#### [YOUR OBJECTIVE]
Repeat the records exactly. Every line must match.

#### [RECORDED DATA]
-*-*-

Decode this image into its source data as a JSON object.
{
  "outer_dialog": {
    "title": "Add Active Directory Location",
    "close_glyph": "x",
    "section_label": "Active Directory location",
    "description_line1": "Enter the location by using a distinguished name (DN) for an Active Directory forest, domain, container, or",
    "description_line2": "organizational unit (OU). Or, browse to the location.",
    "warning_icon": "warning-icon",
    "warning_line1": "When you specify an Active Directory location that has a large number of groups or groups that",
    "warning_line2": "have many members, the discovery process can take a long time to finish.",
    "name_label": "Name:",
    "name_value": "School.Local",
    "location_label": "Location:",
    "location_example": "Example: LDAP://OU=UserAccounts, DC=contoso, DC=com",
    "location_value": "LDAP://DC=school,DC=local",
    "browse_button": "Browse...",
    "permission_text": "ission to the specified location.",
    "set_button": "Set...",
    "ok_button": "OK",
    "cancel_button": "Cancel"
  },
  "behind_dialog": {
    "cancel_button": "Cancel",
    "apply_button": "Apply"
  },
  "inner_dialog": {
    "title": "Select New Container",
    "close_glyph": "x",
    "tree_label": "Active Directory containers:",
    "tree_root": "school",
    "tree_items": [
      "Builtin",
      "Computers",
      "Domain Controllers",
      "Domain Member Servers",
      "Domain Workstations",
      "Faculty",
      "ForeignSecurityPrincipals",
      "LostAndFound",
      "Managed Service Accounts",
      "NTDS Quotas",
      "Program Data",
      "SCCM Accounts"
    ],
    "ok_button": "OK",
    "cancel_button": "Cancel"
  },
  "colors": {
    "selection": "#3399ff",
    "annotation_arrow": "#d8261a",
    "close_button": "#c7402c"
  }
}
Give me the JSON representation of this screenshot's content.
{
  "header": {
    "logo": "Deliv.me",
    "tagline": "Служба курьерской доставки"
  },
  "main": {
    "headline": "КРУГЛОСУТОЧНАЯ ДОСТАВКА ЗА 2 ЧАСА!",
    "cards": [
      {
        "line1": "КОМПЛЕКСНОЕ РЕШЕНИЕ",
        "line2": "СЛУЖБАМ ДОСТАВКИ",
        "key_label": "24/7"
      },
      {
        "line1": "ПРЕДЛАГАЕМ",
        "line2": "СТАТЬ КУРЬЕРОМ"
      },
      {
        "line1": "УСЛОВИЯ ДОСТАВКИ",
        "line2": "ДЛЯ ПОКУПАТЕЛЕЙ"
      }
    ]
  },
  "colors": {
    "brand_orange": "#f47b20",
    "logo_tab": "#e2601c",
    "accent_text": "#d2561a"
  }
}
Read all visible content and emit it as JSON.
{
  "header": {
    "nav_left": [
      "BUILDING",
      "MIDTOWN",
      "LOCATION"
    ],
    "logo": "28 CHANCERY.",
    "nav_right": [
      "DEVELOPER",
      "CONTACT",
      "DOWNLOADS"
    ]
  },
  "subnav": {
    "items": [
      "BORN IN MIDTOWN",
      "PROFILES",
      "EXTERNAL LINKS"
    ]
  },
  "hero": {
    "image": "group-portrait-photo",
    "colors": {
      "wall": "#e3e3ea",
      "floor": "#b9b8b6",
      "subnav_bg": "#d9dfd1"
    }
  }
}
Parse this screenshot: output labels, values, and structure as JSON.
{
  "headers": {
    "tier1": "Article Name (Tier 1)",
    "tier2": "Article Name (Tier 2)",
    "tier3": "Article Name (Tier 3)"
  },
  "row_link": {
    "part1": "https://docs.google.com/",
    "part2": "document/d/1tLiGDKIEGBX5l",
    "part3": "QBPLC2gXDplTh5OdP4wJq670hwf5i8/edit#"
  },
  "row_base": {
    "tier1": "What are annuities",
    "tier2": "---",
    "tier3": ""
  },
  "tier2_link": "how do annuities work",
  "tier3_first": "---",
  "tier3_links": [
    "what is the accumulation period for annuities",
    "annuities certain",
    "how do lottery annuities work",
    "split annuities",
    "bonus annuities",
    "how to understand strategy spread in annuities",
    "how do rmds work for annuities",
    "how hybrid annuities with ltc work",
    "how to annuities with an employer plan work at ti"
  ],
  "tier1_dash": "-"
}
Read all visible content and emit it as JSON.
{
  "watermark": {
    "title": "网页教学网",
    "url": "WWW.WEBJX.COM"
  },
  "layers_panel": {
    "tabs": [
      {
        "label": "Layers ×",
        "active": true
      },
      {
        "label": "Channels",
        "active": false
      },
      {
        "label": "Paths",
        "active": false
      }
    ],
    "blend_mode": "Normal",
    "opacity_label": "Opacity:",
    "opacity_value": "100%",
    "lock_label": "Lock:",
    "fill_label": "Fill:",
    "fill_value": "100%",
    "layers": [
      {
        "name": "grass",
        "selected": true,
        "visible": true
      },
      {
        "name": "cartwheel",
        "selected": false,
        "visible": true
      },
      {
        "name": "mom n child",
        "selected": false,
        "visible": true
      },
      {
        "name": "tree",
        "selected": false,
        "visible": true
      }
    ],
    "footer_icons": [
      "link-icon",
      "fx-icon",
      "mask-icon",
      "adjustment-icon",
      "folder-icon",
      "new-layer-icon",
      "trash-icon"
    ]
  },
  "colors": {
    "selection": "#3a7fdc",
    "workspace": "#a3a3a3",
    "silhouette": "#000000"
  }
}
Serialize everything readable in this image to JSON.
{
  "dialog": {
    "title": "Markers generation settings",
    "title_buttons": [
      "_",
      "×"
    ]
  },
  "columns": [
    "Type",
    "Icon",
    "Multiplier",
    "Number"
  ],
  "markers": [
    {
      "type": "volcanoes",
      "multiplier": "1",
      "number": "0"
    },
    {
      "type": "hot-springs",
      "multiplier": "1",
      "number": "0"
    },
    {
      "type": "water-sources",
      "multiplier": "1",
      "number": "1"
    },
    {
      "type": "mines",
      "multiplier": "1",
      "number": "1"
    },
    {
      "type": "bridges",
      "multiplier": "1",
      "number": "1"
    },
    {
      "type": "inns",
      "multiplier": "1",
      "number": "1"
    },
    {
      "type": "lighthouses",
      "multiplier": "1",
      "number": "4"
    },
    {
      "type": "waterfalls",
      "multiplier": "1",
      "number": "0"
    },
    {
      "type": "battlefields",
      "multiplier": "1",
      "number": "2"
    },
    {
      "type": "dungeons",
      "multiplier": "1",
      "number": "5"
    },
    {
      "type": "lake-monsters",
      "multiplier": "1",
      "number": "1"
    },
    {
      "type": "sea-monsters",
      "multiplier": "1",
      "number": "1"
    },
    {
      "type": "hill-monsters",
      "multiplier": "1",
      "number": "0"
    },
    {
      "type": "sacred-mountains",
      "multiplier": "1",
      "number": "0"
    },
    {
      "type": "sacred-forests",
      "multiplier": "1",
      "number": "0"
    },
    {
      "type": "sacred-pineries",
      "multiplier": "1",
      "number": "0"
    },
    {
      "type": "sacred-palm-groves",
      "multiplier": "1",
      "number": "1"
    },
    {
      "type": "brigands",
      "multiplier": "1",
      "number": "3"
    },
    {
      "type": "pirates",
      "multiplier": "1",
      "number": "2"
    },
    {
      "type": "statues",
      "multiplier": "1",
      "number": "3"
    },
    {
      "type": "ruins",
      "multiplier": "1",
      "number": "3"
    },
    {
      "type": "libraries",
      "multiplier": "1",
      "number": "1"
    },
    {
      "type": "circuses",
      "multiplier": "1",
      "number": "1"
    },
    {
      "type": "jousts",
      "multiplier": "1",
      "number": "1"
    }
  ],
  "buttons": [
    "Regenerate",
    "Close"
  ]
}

-*-*-

#### [RESULT OF THE EXERCISE]
Decode this image into its source data as a JSON object.
{
  "outer_dialog": {
    "title": "Add Active Directory Location",
    "close_glyph": "x",
    "section_label": "Active Directory location",
    "description_line1": "Enter the location by using a distinguished name (DN) for an Active Directory forest, domain, container, or",
    "description_line2": "organizational unit (OU). Or, browse to the location.",
    "warning_icon": "warning-icon",
    "warning_line1": "When you specify an Active Directory location that has a large number of groups or groups that",
    "warning_line2": "have many members, the discovery process can take a long time to finish.",
    "name_label": "Name:",
    "name_value": "School.Local",
    "location_label": "Location:",
    "location_example": "Example: LDAP://OU=UserAccounts, DC=contoso, DC=com",
    "location_value": "LDAP://DC=school,DC=local",
    "browse_button": "Browse...",
    "permission_text": "ission to the specified location.",
    "set_button": "Set...",
    "ok_button": "OK",
    "cancel_button": "Cancel"
  },
  "behind_dialog": {
    "cancel_button": "Cancel",
    "apply_button": "Apply"
  },
  "inner_dialog": {
    "title": "Select New Container",
    "close_glyph": "x",
    "tree_label": "Active Directory containers:",
    "tree_root": "school",
    "tree_items": [
      "Builtin",
      "Computers",
      "Domain Controllers",
      "Domain Member Servers",
      "Domain Workstations",
      "Faculty",
      "ForeignSecurityPrincipals",
      "LostAndFound",
      "Managed Service Accounts",
      "NTDS Quotas",
      "Program Data",
      "SCCM Accounts"
    ],
    "ok_button": "OK",
    "cancel_button": "Cancel"
  },
  "colors": {
    "selection": "#3399ff",
    "annotation_arrow": "#d8261a",
    "close_button": "#c7402c"
  }
}
Give me the JSON representation of this screenshot's content.
{
  "header": {
    "logo": "Deliv.me",
    "tagline": "Служба курьерской доставки"
  },
  "main": {
    "headline": "КРУГЛОСУТОЧНАЯ ДОСТАВКА ЗА 2 ЧАСА!",
    "cards": [
      {
        "line1": "КОМПЛЕКСНОЕ РЕШЕНИЕ",
        "line2": "СЛУЖБАМ ДОСТАВКИ",
        "key_label": "24/7"
      },
      {
        "line1": "ПРЕДЛАГАЕМ",
        "line2": "СТАТЬ КУРЬЕРОМ"
      },
      {
        "line1": "УСЛОВИЯ ДОСТАВКИ",
        "line2": "ДЛЯ ПОКУПАТЕЛЕЙ"
      }
    ]
  },
  "colors": {
    "brand_orange": "#f47b20",
    "logo_tab": "#e2601c",
    "accent_text": "#d2561a"
  }
}
Read all visible content and emit it as JSON.
{
  "header": {
    "nav_left": [
      "BUILDING",
      "MIDTOWN",
      "LOCATION"
    ],
    "logo": "28 CHANCERY.",
    "nav_right": [
      "DEVELOPER",
      "CONTACT",
      "DOWNLOADS"
    ]
  },
  "subnav": {
    "items": [
      "BORN IN MIDTOWN",
      "PROFILES",
      "EXTERNAL LINKS"
    ]
  },
  "hero": {
    "image": "group-portrait-photo",
    "colors": {
      "wall": "#e3e3ea",
      "floor": "#b9b8b6",
      "subnav_bg": "#d9dfd1"
    }
  }
}
Parse this screenshot: output labels, values, and structure as JSON.
{
  "headers": {
    "tier1": "Article Name (Tier 1)",
    "tier2": "Article Name (Tier 2)",
    "tier3": "Article Name (Tier 3)"
  },
  "row_link": {
    "part1": "https://docs.google.com/",
    "part2": "document/d/1tLiGDKIEGBX5l",
    "part3": "QBPLC2gXDplTh5OdP4wJq670hwf5i8/edit#"
  },
  "row_base": {
    "tier1": "What are annuities",
    "tier2": "---",
    "tier3": ""
  },
  "tier2_link": "how do annuities work",
  "tier3_first": "---",
  "tier3_links": [
    "what is the accumulation period for annuities",
    "annuities certain",
    "how do lottery annuities work",
    "split annuities",
    "bonus annuities",
    "how to understand strategy spread in annuities",
    "how do rmds work for annuities",
    "how hybrid annuities with ltc work",
    "how to annuities with an employer plan work at ti"
  ],
  "tier1_dash": "-"
}
Read all visible content and emit it as JSON.
{
  "watermark": {
    "title": "网页教学网",
    "url": "WWW.WEBJX.COM"
  },
  "layers_panel": {
    "tabs": [
      {
        "label": "Layers ×",
        "active": true
      },
      {
        "label": "Channels",
        "active": false
      },
      {
        "label": "Paths",
        "active": false
      }
    ],
    "blend_mode": "Normal",
    "opacity_label": "Opacity:",
    "opacity_value": "100%",
    "lock_label": "Lock:",
    "fill_label": "Fill:",
    "fill_value": "100%",
    "layers": [
      {
        "name": "grass",
        "selected": true,
        "visible": true
      },
      {
        "name": "cartwheel",
        "selected": false,
        "visible": true
      },
      {
        "name": "mom n child",
        "selected": false,
        "visible": true
      },
      {
        "name": "tree",
        "selected": false,
        "visible": true
      }
    ],
    "footer_icons": [
      "link-icon",
      "fx-icon",
      "mask-icon",
      "adjustment-icon",
      "folder-icon",
      "new-layer-icon",
      "trash-icon"
    ]
  },
  "colors": {
    "selection": "#3a7fdc",
    "workspace": "#a3a3a3",
    "silhouette": "#000000"
  }
}
Serialize everything readable in this image to JSON.
{
  "dialog": {
    "title": "Markers generation settings",
    "title_buttons": [
      "_",
      "×"
    ]
  },
  "columns": [
    "Type",
    "Icon",
    "Multiplier",
    "Number"
  ],
  "markers": [
    {
      "type": "volcanoes",
      "multiplier": "1",
      "number": "0"
    },
    {
      "type": "hot-springs",
      "multiplier": "1",
      "number": "0"
    },
    {
      "type": "water-sources",
      "multiplier": "1",
      "number": "1"
    },
    {
      "type": "mines",
      "multiplier": "1",
      "number": "1"
    },
    {
      "type": "bridges",
      "multiplier": "1",
      "number": "1"
    },
    {
      "type": "inns",
      "multiplier": "1",
      "number": "1"
    },
    {
      "type": "lighthouses",
      "multiplier": "1",
      "number": "4"
    },
    {
      "type": "waterfalls",
      "multiplier": "1",
      "number": "0"
    },
    {
      "type": "battlefields",
      "multiplier": "1",
      "number": "2"
    },
    {
      "type": "dungeons",
      "multiplier": "1",
      "number": "5"
    },
    {
      "type": "lake-monsters",
      "multiplier": "1",
      "number": "1"
    },
    {
      "type": "sea-monsters",
      "multiplier": "1",
      "number": "1"
    },
    {
      "type": "hill-monsters",
      "multiplier": "1",
      "number": "0"
    },
    {
      "type": "sacred-mountains",
      "multiplier": "1",
      "number": "0"
    },
    {
      "type": "sacred-forests",
      "multiplier": "1",
      "number": "0"
    },
    {
      "type": "sacred-pineries",
      "multiplier": "1",
      "number": "0"
    },
    {
      "type": "sacred-palm-groves",
      "multiplier": "1",
      "number": "1"
    },
    {
      "type": "brigands",
      "multiplier": "1",
      "number": "3"
    },
    {
      "type": "pirates",
      "multiplier": "1",
      "number": "2"
    },
    {
      "type": "statues",
      "multiplier": "1",
      "number": "3"
    },
    {
      "type": "ruins",
      "multiplier": "1",
      "number": "3"
    },
    {
      "type": "libraries",
      "multiplier": "1",
      "number": "1"
    },
    {
      "type": "circuses",
      "multiplier": "1",
      "number": "1"
    },
    {
      "type": "jousts",
      "multiplier": "1",
      "number": "1"
    }
  ],
  "buttons": [
    "Regenerate",
    "Close"
  ]
}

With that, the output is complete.